● Goal
Without the pictures, reproduce the records that follow exactly.

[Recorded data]

** START **

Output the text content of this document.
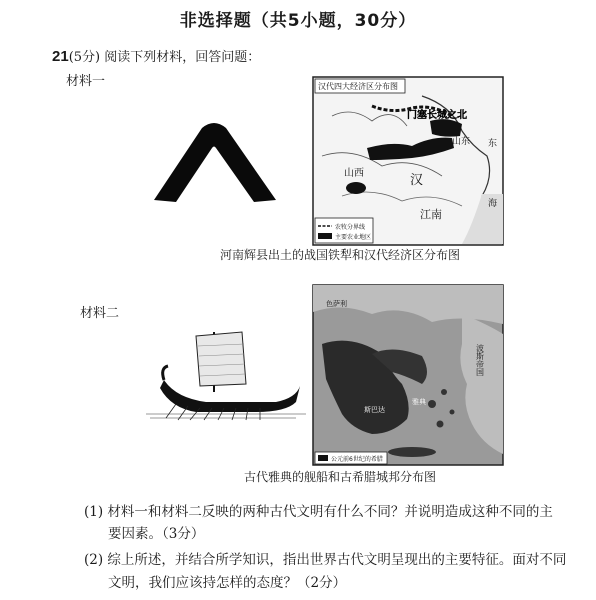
非选择题（共5小题，30分）
21(5分) 阅读下列材料，回答问题：
材料一	汉代四大经济区分布图
门塞长城之北
山西
山东
汉
江南
东
海
农牧分界线
主要农业地区
河南辉县出土的战国铁犁和汉代经济区分布图
材料二
色萨利
雅典
斯巴达
波斯帝国
公元前6世纪的希腊
古代雅典的舰船和古希腊城邦分布图
(1) 材料一和材料二反映的两种古代文明有什么不同？并说明造成这种不同的主
要因素。（3分）
(2) 综上所述，并结合所学知识，指出世界古代文明呈现出的主要特征。面对不同
文明，我们应该持怎样的态度？（2分）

** END **

● Response to this task
Output the text content of this document.
非选择题（共5小题，30分）
21(5分) 阅读下列材料，回答问题：
材料一	汉代四大经济区分布图
门塞长城之北
山西
山东
汉
江南
东
海
农牧分界线
主要农业地区
河南辉县出土的战国铁犁和汉代经济区分布图
材料二
色萨利
雅典
斯巴达
波斯帝国
公元前6世纪的希腊
古代雅典的舰船和古希腊城邦分布图
(1) 材料一和材料二反映的两种古代文明有什么不同？并说明造成这种不同的主
要因素。（3分）
(2) 综上所述，并结合所学知识，指出世界古代文明呈现出的主要特征。面对不同
文明，我们应该持怎样的态度？（2分）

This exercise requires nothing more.